Dataset entries for page text
..........
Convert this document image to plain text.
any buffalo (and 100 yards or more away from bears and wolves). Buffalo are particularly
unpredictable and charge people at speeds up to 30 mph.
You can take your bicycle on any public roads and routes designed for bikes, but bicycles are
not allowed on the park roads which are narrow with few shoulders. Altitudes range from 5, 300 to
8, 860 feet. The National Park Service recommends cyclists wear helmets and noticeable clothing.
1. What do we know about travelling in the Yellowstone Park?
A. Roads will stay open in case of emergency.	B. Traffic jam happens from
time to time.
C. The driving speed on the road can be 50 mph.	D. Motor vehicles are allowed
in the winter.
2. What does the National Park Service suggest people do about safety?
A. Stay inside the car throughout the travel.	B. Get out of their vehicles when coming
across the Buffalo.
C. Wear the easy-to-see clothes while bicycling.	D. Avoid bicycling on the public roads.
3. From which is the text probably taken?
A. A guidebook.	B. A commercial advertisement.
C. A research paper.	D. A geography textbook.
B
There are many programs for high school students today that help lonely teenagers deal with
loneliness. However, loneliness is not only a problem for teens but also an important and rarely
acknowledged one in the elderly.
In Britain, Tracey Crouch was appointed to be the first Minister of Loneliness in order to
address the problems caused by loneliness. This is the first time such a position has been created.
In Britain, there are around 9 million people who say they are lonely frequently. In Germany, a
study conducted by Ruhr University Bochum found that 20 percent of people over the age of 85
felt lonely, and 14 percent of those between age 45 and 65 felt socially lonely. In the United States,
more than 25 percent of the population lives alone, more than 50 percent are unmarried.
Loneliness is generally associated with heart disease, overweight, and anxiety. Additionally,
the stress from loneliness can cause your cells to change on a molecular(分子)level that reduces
..........
# [Exercise prompt]
Identify each line in the entries with the word "that" and copy it.

# [Task output]
There are many programs for high school students today that help lonely teenagers deal with
study conducted by Ruhr University Bochum found that 20 percent of people over the age of 85
the stress from loneliness can cause your cells to change on a molecular(分子)level that reduces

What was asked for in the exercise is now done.